THE REQUEST: Update the stretch of the listing from "periods-clock-icon[interactable] [406, 1, 426, 18]" through "terminal-column-header[interactable]: 库存费 [1018, 784, 1054, 801]" by replacing "candle-body" with "candle-segment", and reproduce those lines with nothing else changed.

Stored entries
########

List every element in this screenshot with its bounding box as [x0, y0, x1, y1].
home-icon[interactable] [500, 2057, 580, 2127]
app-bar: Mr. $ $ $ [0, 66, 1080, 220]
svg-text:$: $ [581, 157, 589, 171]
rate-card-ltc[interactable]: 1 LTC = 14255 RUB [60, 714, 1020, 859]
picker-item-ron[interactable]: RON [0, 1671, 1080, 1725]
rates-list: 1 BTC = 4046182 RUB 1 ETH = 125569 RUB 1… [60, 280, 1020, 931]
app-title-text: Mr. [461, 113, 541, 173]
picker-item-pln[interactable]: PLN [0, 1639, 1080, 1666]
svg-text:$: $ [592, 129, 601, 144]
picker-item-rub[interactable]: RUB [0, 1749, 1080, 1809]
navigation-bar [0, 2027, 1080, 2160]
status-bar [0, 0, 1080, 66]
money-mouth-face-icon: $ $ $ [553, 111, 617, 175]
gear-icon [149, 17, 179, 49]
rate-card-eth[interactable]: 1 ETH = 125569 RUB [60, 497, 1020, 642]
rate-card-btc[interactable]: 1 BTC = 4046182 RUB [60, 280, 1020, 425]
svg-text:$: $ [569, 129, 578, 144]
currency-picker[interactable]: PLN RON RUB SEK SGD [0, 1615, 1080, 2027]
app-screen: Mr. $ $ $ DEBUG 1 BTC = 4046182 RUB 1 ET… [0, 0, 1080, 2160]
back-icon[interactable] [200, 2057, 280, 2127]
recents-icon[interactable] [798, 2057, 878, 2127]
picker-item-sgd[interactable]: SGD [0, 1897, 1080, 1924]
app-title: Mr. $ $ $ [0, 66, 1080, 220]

########

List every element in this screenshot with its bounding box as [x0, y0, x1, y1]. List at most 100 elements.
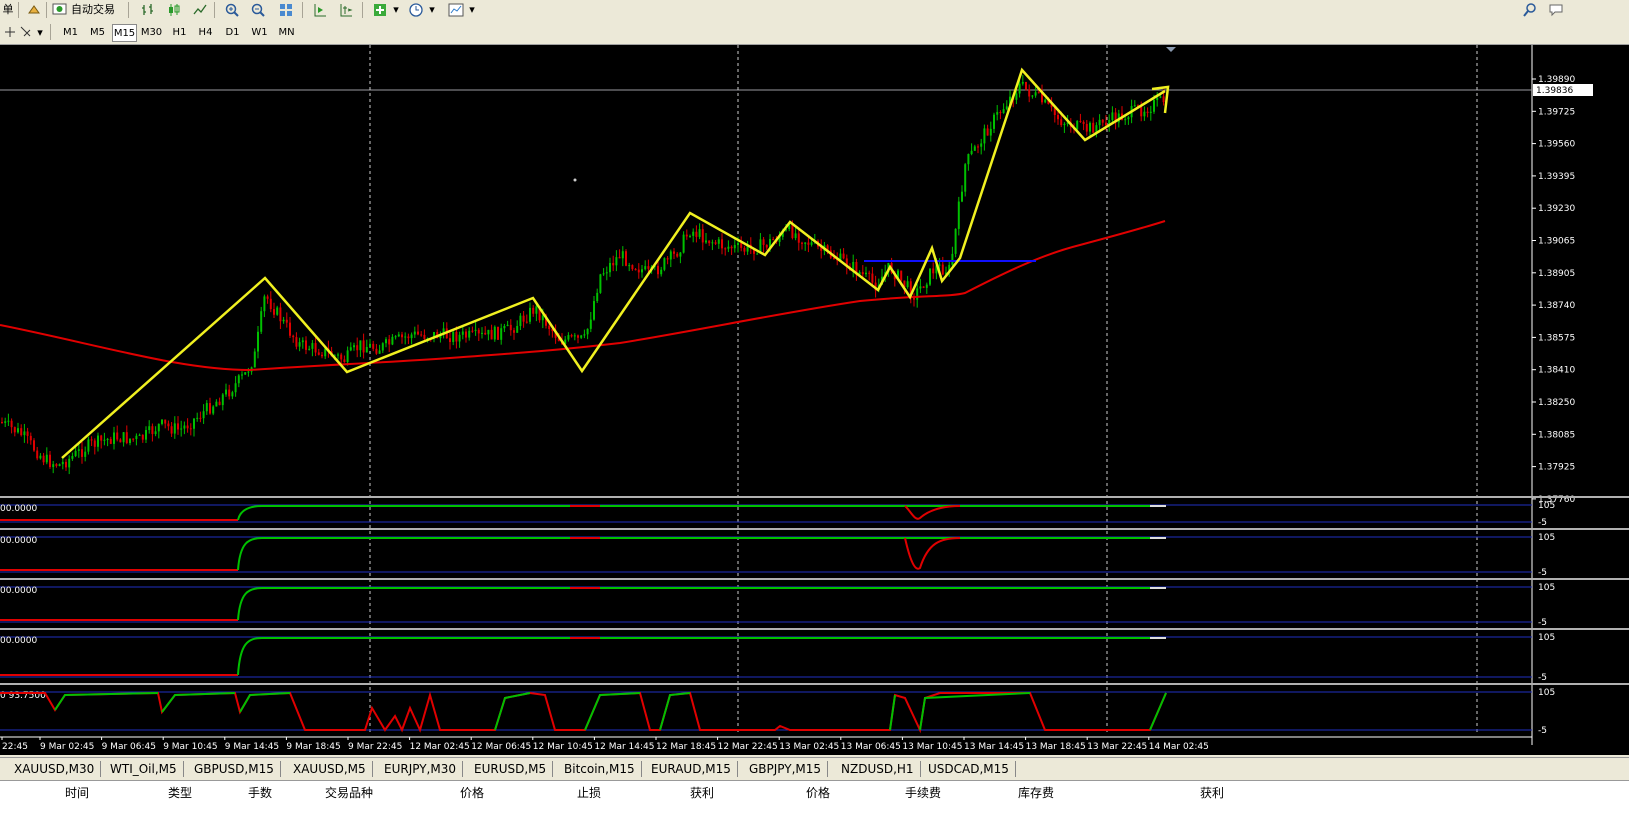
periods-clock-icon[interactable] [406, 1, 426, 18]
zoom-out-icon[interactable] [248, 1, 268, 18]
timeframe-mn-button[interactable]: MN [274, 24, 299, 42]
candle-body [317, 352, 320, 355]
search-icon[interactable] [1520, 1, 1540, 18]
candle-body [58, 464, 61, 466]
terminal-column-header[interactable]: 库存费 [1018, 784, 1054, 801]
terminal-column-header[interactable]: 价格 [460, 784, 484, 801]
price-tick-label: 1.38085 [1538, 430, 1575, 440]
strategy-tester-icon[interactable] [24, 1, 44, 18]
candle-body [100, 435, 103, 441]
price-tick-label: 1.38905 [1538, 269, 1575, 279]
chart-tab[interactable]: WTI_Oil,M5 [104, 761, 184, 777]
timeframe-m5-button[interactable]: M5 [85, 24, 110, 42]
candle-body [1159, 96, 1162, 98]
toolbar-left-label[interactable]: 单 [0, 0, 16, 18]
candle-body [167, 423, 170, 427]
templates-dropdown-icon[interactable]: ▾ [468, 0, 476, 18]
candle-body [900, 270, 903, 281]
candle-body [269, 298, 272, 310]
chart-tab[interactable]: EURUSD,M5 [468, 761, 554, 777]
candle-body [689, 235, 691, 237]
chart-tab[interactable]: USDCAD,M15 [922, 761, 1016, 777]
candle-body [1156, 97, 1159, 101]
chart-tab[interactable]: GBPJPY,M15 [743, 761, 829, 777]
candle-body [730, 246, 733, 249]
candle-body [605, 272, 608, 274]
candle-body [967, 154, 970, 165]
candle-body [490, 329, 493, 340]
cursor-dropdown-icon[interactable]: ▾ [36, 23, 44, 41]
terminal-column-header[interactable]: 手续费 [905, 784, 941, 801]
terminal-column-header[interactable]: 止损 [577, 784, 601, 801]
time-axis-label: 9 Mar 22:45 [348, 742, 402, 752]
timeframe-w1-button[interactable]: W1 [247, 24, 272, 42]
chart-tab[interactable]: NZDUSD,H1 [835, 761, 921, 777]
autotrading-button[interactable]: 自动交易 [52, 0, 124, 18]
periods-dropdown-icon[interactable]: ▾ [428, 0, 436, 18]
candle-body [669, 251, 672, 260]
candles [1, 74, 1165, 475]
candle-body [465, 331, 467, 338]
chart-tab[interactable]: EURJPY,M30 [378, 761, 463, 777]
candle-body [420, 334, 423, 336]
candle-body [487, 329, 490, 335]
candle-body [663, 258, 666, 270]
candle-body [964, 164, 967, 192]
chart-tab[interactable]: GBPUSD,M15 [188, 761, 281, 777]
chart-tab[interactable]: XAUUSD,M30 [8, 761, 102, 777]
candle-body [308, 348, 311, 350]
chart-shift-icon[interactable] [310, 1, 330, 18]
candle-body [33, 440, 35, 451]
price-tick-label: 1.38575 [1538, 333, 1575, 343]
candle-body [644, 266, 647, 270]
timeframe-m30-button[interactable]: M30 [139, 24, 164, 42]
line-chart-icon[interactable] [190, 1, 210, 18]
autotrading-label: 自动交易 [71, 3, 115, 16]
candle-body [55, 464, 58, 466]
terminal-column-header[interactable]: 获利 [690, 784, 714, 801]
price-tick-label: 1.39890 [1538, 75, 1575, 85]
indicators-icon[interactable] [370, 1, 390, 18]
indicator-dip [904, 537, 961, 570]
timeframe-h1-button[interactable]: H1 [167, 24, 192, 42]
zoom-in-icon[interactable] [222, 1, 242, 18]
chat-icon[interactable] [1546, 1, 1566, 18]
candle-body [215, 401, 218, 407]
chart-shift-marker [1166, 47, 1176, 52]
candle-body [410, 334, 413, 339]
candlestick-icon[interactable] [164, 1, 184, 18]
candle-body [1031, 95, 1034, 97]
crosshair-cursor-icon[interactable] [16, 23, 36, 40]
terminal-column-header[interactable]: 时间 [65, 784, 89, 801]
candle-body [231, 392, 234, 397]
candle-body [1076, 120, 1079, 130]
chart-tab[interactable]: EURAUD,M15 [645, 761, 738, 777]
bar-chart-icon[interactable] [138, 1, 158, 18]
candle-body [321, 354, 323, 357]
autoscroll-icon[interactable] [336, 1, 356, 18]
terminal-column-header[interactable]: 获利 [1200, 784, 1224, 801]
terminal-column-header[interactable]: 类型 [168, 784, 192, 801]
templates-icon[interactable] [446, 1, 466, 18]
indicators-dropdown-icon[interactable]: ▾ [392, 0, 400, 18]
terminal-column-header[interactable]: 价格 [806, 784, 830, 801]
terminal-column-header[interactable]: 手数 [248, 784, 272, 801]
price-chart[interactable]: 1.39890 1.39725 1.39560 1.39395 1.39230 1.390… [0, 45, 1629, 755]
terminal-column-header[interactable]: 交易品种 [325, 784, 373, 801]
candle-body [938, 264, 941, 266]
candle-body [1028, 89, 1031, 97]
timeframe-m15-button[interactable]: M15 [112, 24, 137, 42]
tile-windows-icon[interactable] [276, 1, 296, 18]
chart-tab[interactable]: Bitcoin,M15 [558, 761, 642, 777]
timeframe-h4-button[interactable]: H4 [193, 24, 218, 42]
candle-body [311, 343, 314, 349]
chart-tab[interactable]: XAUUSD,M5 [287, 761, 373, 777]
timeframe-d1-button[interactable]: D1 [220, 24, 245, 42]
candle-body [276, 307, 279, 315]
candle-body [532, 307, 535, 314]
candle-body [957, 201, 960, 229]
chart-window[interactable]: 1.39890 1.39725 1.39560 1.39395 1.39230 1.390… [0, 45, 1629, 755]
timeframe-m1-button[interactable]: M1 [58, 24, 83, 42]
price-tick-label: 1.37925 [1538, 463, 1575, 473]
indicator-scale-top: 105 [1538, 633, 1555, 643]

########

ANSWER TO THE EXERCISE:
periods-clock-icon[interactable] [406, 1, 426, 18]
zoom-out-icon[interactable] [248, 1, 268, 18]
timeframe-mn-button[interactable]: MN [274, 24, 299, 42]
candle-segment [317, 352, 320, 355]
search-icon[interactable] [1520, 1, 1540, 18]
candle-segment [58, 464, 61, 466]
terminal-column-header[interactable]: 库存费 [1018, 784, 1054, 801]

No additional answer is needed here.